Below, find each line holding "Depth" and state how many there are, using the number alone.

--------------------------------

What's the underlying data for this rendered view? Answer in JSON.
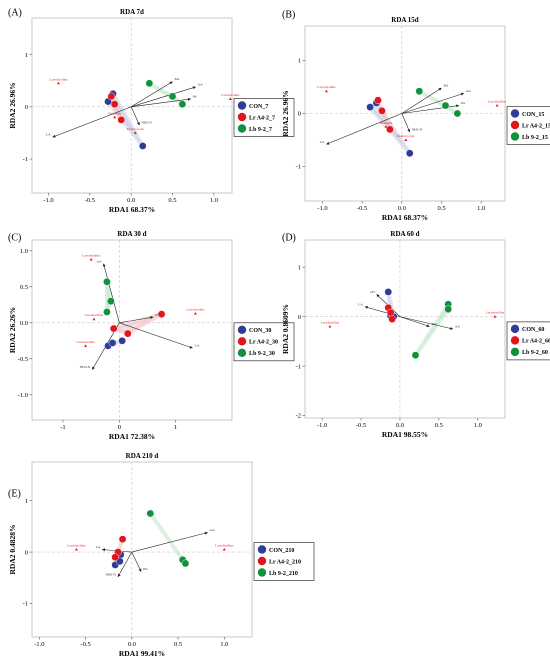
{
  "chart_data": [
    {
      "type": "scatter",
      "panel_label": "(A)",
      "title": "RDA  7d",
      "xlabel": "RDA1 68.37%",
      "ylabel": "RDA2 26.96%",
      "xticks": [
        -1.0,
        -0.5,
        0.0,
        0.5,
        1.0
      ],
      "xtick_labels": [
        "-1.0",
        "-0.5",
        "0.0",
        "0.5",
        "1.0"
      ],
      "yticks": [
        -1,
        0,
        1
      ],
      "ytick_labels": [
        "-1",
        "0",
        "1"
      ],
      "xlim": [
        -1.2,
        1.22
      ],
      "ylim": [
        -1.65,
        1.7
      ],
      "legend": [
        "CON_7",
        "Lr A4-2_7",
        "Lb 9-2_7"
      ],
      "legend_position": "right",
      "series": [
        {
          "name": "CON_7",
          "color": "#2e3d97",
          "points": [
            [
              -0.28,
              0.1
            ],
            [
              -0.22,
              0.25
            ],
            [
              0.14,
              -0.75
            ]
          ]
        },
        {
          "name": "Lr A4-2_7",
          "color": "#e3141c",
          "points": [
            [
              -0.24,
              0.2
            ],
            [
              -0.2,
              0.05
            ],
            [
              -0.12,
              -0.25
            ]
          ]
        },
        {
          "name": "Lb 9-2_7",
          "color": "#12913c",
          "points": [
            [
              0.22,
              0.45
            ],
            [
              0.5,
              0.2
            ],
            [
              0.62,
              0.05
            ]
          ]
        }
      ],
      "vectors": [
        {
          "label": "LA",
          "end": [
            -0.95,
            -0.58
          ]
        },
        {
          "label": "AA",
          "end": [
            0.78,
            0.38
          ]
        },
        {
          "label": "PA",
          "end": [
            0.72,
            0.15
          ]
        },
        {
          "label": "BA",
          "end": [
            0.5,
            0.48
          ]
        },
        {
          "label": "NH3-N",
          "end": [
            0.1,
            -0.35
          ]
        }
      ],
      "species": [
        {
          "label": "Lactobacillus",
          "pos": [
            -0.88,
            0.45
          ]
        },
        {
          "label": "Lactobacillus",
          "pos": [
            1.2,
            0.15
          ]
        },
        {
          "label": "Weissella",
          "pos": [
            -0.2,
            -0.2
          ]
        },
        {
          "label": "Pediococcus",
          "pos": [
            0.05,
            -0.5
          ]
        }
      ]
    },
    {
      "type": "scatter",
      "panel_label": "(B)",
      "title": "RDA  15d",
      "xlabel": "RDA1 68.37%",
      "ylabel": "RDA2 26.96%",
      "xticks": [
        -1.0,
        -0.5,
        0.0,
        0.5,
        1.0
      ],
      "xtick_labels": [
        "-1.0",
        "-0.5",
        "0.0",
        "0.5",
        "1.0"
      ],
      "yticks": [
        -1,
        0,
        1
      ],
      "ytick_labels": [
        "-1",
        "0",
        "1"
      ],
      "xlim": [
        -1.22,
        1.3
      ],
      "ylim": [
        -1.65,
        1.65
      ],
      "legend": [
        "CON_15",
        "Lr A4-2_15",
        "Lb 9-2_15"
      ],
      "legend_position": "right",
      "series": [
        {
          "name": "CON_15",
          "color": "#2e3d97",
          "points": [
            [
              -0.4,
              0.12
            ],
            [
              -0.32,
              0.2
            ],
            [
              0.1,
              -0.75
            ]
          ]
        },
        {
          "name": "Lr A4-2_15",
          "color": "#e3141c",
          "points": [
            [
              -0.3,
              0.25
            ],
            [
              -0.25,
              0.05
            ],
            [
              -0.15,
              -0.3
            ]
          ]
        },
        {
          "name": "Lb 9-2_15",
          "color": "#12913c",
          "points": [
            [
              0.22,
              0.42
            ],
            [
              0.55,
              0.15
            ],
            [
              0.7,
              0.0
            ]
          ]
        }
      ],
      "vectors": [
        {
          "label": "LA",
          "end": [
            -0.95,
            -0.58
          ]
        },
        {
          "label": "AA",
          "end": [
            0.78,
            0.38
          ]
        },
        {
          "label": "PA",
          "end": [
            0.72,
            0.15
          ]
        },
        {
          "label": "BA",
          "end": [
            0.5,
            0.48
          ]
        },
        {
          "label": "NH3-N",
          "end": [
            0.1,
            -0.35
          ]
        }
      ],
      "species": [
        {
          "label": "Lactobacillus",
          "pos": [
            -0.95,
            0.42
          ]
        },
        {
          "label": "Lactobacillus",
          "pos": [
            1.2,
            0.15
          ]
        },
        {
          "label": "Weissella",
          "pos": [
            -0.2,
            -0.25
          ]
        },
        {
          "label": "Pediococcus",
          "pos": [
            0.05,
            -0.5
          ]
        }
      ]
    },
    {
      "type": "scatter",
      "panel_label": "(C)",
      "title": "RDA  30 d",
      "xlabel": "RDA1 72.38%",
      "ylabel": "RDA2 26.26%",
      "xticks": [
        -1,
        0,
        1
      ],
      "xtick_labels": [
        "-1",
        "0",
        "1"
      ],
      "yticks": [
        -1.0,
        -0.5,
        0.0,
        0.5,
        1.0
      ],
      "ytick_labels": [
        "-1.0",
        "-0.5",
        "0.0",
        "0.5",
        "1.0"
      ],
      "xlim": [
        -1.55,
        2.0
      ],
      "ylim": [
        -1.35,
        1.15
      ],
      "legend": [
        "CON_30",
        "Lr A4-2_30",
        "Lb 9-2_30"
      ],
      "legend_position": "right",
      "series": [
        {
          "name": "CON_30",
          "color": "#2e3d97",
          "points": [
            [
              -0.2,
              -0.32
            ],
            [
              -0.12,
              -0.28
            ],
            [
              0.05,
              -0.25
            ]
          ]
        },
        {
          "name": "Lr A4-2_30",
          "color": "#e3141c",
          "points": [
            [
              -0.1,
              -0.08
            ],
            [
              0.15,
              -0.15
            ],
            [
              0.75,
              0.12
            ]
          ]
        },
        {
          "name": "Lb 9-2_30",
          "color": "#12913c",
          "points": [
            [
              -0.22,
              0.57
            ],
            [
              -0.15,
              0.3
            ],
            [
              -0.22,
              0.15
            ]
          ]
        }
      ],
      "vectors": [
        {
          "label": "AA",
          "end": [
            -0.28,
            0.82
          ]
        },
        {
          "label": "LA",
          "end": [
            1.3,
            -0.35
          ]
        },
        {
          "label": "NH3-N",
          "end": [
            -0.48,
            -0.65
          ]
        },
        {
          "label": "pH",
          "end": [
            0.6,
            0.08
          ]
        }
      ],
      "species": [
        {
          "label": "Lactobacillus",
          "pos": [
            -0.5,
            0.88
          ]
        },
        {
          "label": "Lactobacillus",
          "pos": [
            1.35,
            0.13
          ]
        },
        {
          "label": "Lactobacillus",
          "pos": [
            -0.6,
            -0.32
          ]
        },
        {
          "label": "Lactobacillus",
          "pos": [
            -0.45,
            0.05
          ]
        }
      ]
    },
    {
      "type": "scatter",
      "panel_label": "(D)",
      "title": "RDA  60 d",
      "xlabel": "RDA1 98.55%",
      "ylabel": "RDA2 0.8609%",
      "xticks": [
        -1.0,
        -0.5,
        0.0,
        0.5,
        1.0
      ],
      "xtick_labels": [
        "-1.0",
        "-0.5",
        "0.0",
        "0.5",
        "1.0"
      ],
      "yticks": [
        -2,
        -1,
        0,
        1
      ],
      "ytick_labels": [
        "-2",
        "-1",
        "0",
        "1"
      ],
      "xlim": [
        -1.22,
        1.35
      ],
      "ylim": [
        -2.05,
        1.55
      ],
      "legend": [
        "CON_60",
        "Lr A4-2_60",
        "Lb 9-2_60"
      ],
      "legend_position": "right",
      "series": [
        {
          "name": "CON_60",
          "color": "#2e3d97",
          "points": [
            [
              -0.15,
              0.5
            ],
            [
              -0.12,
              0.02
            ],
            [
              -0.08,
              0.0
            ]
          ]
        },
        {
          "name": "Lr A4-2_60",
          "color": "#e3141c",
          "points": [
            [
              -0.15,
              0.18
            ],
            [
              -0.12,
              0.08
            ],
            [
              -0.1,
              -0.05
            ]
          ]
        },
        {
          "name": "Lb 9-2_60",
          "color": "#12913c",
          "points": [
            [
              0.2,
              -0.78
            ],
            [
              0.62,
              0.25
            ],
            [
              0.62,
              0.15
            ]
          ]
        }
      ],
      "vectors": [
        {
          "label": "AA",
          "end": [
            0.68,
            -0.25
          ]
        },
        {
          "label": "LA",
          "end": [
            -0.45,
            0.2
          ]
        },
        {
          "label": "BA",
          "end": [
            0.38,
            -0.2
          ]
        },
        {
          "label": "pH",
          "end": [
            -0.3,
            0.45
          ]
        }
      ],
      "species": [
        {
          "label": "Lactobacillus",
          "pos": [
            -0.9,
            -0.2
          ]
        },
        {
          "label": "Lactobacillus",
          "pos": [
            1.22,
            0.0
          ]
        }
      ]
    },
    {
      "type": "scatter",
      "panel_label": "(E)",
      "title": "RDA  210 d",
      "xlabel": "RDA1 99.41%",
      "ylabel": "RDA2 0.4828%",
      "xticks": [
        -1.0,
        -0.5,
        0.0,
        0.5,
        1.0
      ],
      "xtick_labels": [
        "-1.0",
        "-0.5",
        "0.0",
        "0.5",
        "1.0"
      ],
      "yticks": [
        -1,
        0,
        1
      ],
      "ytick_labels": [
        "-1",
        "0",
        "1"
      ],
      "xlim": [
        -1.08,
        1.3
      ],
      "ylim": [
        -1.65,
        1.75
      ],
      "legend": [
        "CON_210",
        "Lr A4-2_210",
        "Lb 9-2_210"
      ],
      "legend_position": "right",
      "series": [
        {
          "name": "CON_210",
          "color": "#2e3d97",
          "points": [
            [
              -0.12,
              -0.05
            ],
            [
              -0.18,
              -0.25
            ],
            [
              -0.13,
              -0.18
            ]
          ]
        },
        {
          "name": "Lr A4-2_210",
          "color": "#e3141c",
          "points": [
            [
              -0.1,
              0.25
            ],
            [
              -0.15,
              0.0
            ],
            [
              -0.18,
              -0.1
            ]
          ]
        },
        {
          "name": "Lb 9-2_210",
          "color": "#12913c",
          "points": [
            [
              0.2,
              0.75
            ],
            [
              0.55,
              -0.15
            ],
            [
              0.58,
              -0.22
            ]
          ]
        }
      ],
      "vectors": [
        {
          "label": "AA",
          "end": [
            0.82,
            0.38
          ]
        },
        {
          "label": "LA",
          "end": [
            -0.32,
            0.05
          ]
        },
        {
          "label": "BA",
          "end": [
            0.1,
            -0.38
          ]
        },
        {
          "label": "NH3-N",
          "end": [
            -0.15,
            -0.48
          ]
        }
      ],
      "species": [
        {
          "label": "Lactobacillus",
          "pos": [
            -0.6,
            0.05
          ]
        },
        {
          "label": "Lactobacillus",
          "pos": [
            1.0,
            0.05
          ]
        }
      ]
    }
  ]
}
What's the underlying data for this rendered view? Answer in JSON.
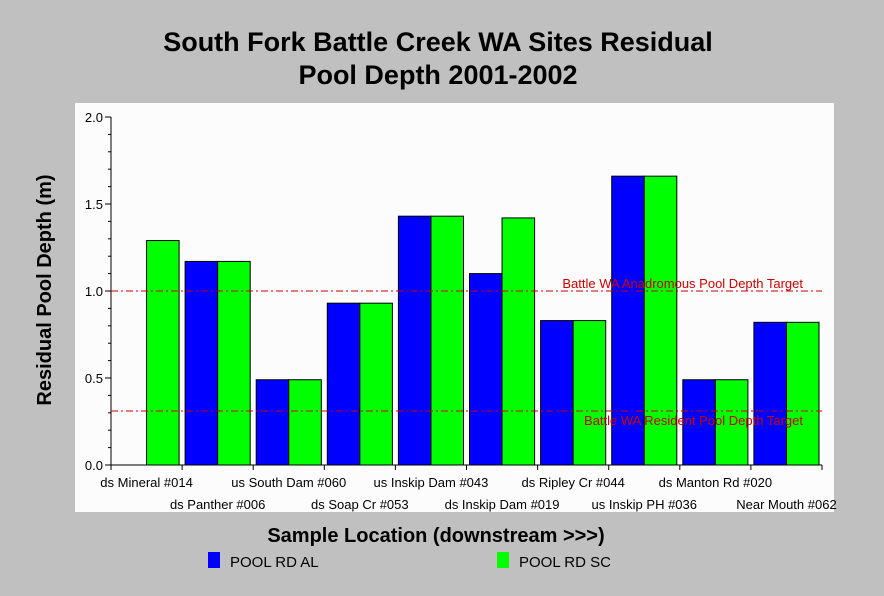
{
  "chart_data": {
    "type": "bar",
    "title_line1": "South Fork Battle Creek WA Sites Residual",
    "title_line2": "Pool Depth 2001-2002",
    "xlabel": "Sample Location (downstream >>>)",
    "ylabel": "Residual Pool Depth (m)",
    "ylim": [
      0,
      2.0
    ],
    "yticks": [
      "0.0",
      "0.5",
      "1.0",
      "1.5",
      "2.0"
    ],
    "categories": [
      "ds Mineral #014",
      "ds Panther #006",
      "us South Dam #060",
      "ds Soap Cr #053",
      "us Inskip Dam #043",
      "ds Inskip Dam #019",
      "ds Ripley Cr #044",
      "us Inskip PH #036",
      "ds Manton Rd #020",
      "Near Mouth #062"
    ],
    "series": [
      {
        "name": "POOL RD AL",
        "color": "#0000ff",
        "values": [
          null,
          1.17,
          0.49,
          0.93,
          1.43,
          1.1,
          0.83,
          1.66,
          0.49,
          0.82
        ]
      },
      {
        "name": "POOL RD SC",
        "color": "#00ff00",
        "values": [
          1.29,
          1.17,
          0.49,
          0.93,
          1.43,
          1.42,
          0.83,
          1.66,
          0.49,
          0.82
        ]
      }
    ],
    "reference_lines": [
      {
        "label": "Battle WA Anadromous Pool Depth Target",
        "value": 1.0,
        "color": "#cc0000"
      },
      {
        "label": "Battle WA Resident Pool Depth Target",
        "value": 0.31,
        "color": "#cc0000"
      }
    ],
    "grid": false,
    "legend_position": "bottom"
  }
}
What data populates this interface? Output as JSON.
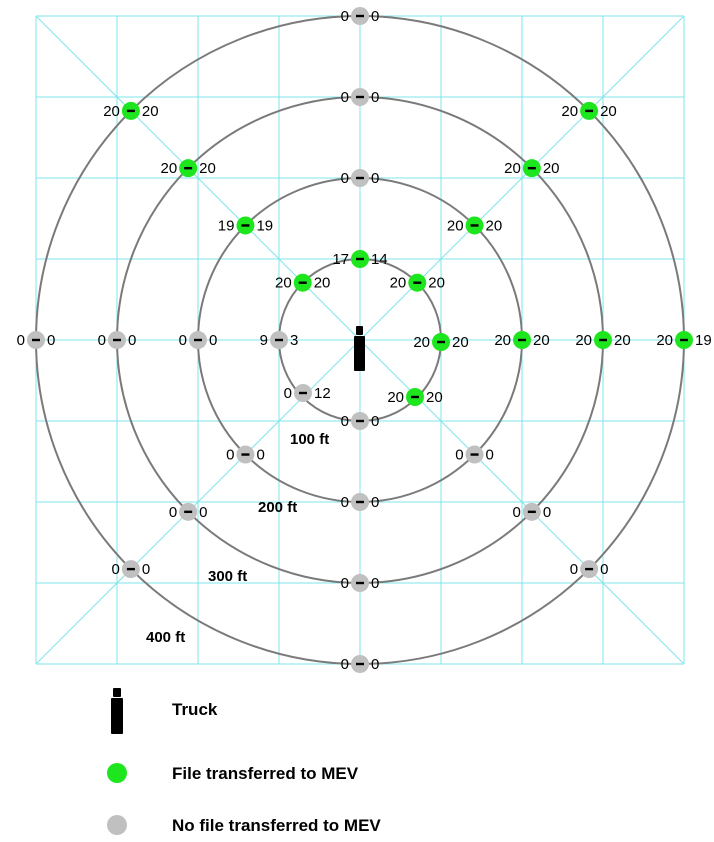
{
  "colors": {
    "grid": "#7fe6ea",
    "ring": "#7a7a7a",
    "transferred": "#1ee61e",
    "not_transferred": "#c0c0c0",
    "truck": "#000000",
    "separator": "#000000"
  },
  "ring_labels": [
    "100 ft",
    "200 ft",
    "300 ft",
    "400 ft"
  ],
  "points": [
    {
      "id": "r100-n",
      "left": "17",
      "right": "14",
      "status": "transferred"
    },
    {
      "id": "r100-ne",
      "left": "20",
      "right": "20",
      "status": "transferred"
    },
    {
      "id": "r100-e",
      "left": "20",
      "right": "20",
      "status": "transferred"
    },
    {
      "id": "r100-se",
      "left": "20",
      "right": "20",
      "status": "transferred"
    },
    {
      "id": "r100-s",
      "left": "0",
      "right": "0",
      "status": "not_transferred"
    },
    {
      "id": "r100-sw",
      "left": "0",
      "right": "12",
      "status": "not_transferred"
    },
    {
      "id": "r100-w",
      "left": "9",
      "right": "3",
      "status": "not_transferred"
    },
    {
      "id": "r100-nw",
      "left": "20",
      "right": "20",
      "status": "transferred"
    },
    {
      "id": "r200-n",
      "left": "0",
      "right": "0",
      "status": "not_transferred"
    },
    {
      "id": "r200-ne",
      "left": "20",
      "right": "20",
      "status": "transferred"
    },
    {
      "id": "r200-e",
      "left": "20",
      "right": "20",
      "status": "transferred"
    },
    {
      "id": "r200-se",
      "left": "0",
      "right": "0",
      "status": "not_transferred"
    },
    {
      "id": "r200-s",
      "left": "0",
      "right": "0",
      "status": "not_transferred"
    },
    {
      "id": "r200-sw",
      "left": "0",
      "right": "0",
      "status": "not_transferred"
    },
    {
      "id": "r200-w",
      "left": "0",
      "right": "0",
      "status": "not_transferred"
    },
    {
      "id": "r200-nw",
      "left": "19",
      "right": "19",
      "status": "transferred"
    },
    {
      "id": "r300-n",
      "left": "0",
      "right": "0",
      "status": "not_transferred"
    },
    {
      "id": "r300-ne",
      "left": "20",
      "right": "20",
      "status": "transferred"
    },
    {
      "id": "r300-e",
      "left": "20",
      "right": "20",
      "status": "transferred"
    },
    {
      "id": "r300-se",
      "left": "0",
      "right": "0",
      "status": "not_transferred"
    },
    {
      "id": "r300-s",
      "left": "0",
      "right": "0",
      "status": "not_transferred"
    },
    {
      "id": "r300-sw",
      "left": "0",
      "right": "0",
      "status": "not_transferred"
    },
    {
      "id": "r300-w",
      "left": "0",
      "right": "0",
      "status": "not_transferred"
    },
    {
      "id": "r300-nw",
      "left": "20",
      "right": "20",
      "status": "transferred"
    },
    {
      "id": "r400-n",
      "left": "0",
      "right": "0",
      "status": "not_transferred"
    },
    {
      "id": "r400-ne",
      "left": "20",
      "right": "20",
      "status": "transferred"
    },
    {
      "id": "r400-e",
      "left": "20",
      "right": "19",
      "status": "transferred"
    },
    {
      "id": "r400-se",
      "left": "0",
      "right": "0",
      "status": "not_transferred"
    },
    {
      "id": "r400-s",
      "left": "0",
      "right": "0",
      "status": "not_transferred"
    },
    {
      "id": "r400-sw",
      "left": "0",
      "right": "0",
      "status": "not_transferred"
    },
    {
      "id": "r400-w",
      "left": "0",
      "right": "0",
      "status": "not_transferred"
    },
    {
      "id": "r400-nw",
      "left": "20",
      "right": "20",
      "status": "transferred"
    }
  ],
  "legend": {
    "truck": "Truck",
    "transferred": "File transferred to MEV",
    "not_transferred": "No file transferred to MEV"
  }
}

--------------------------------

_RESULT OF THE TASK_
4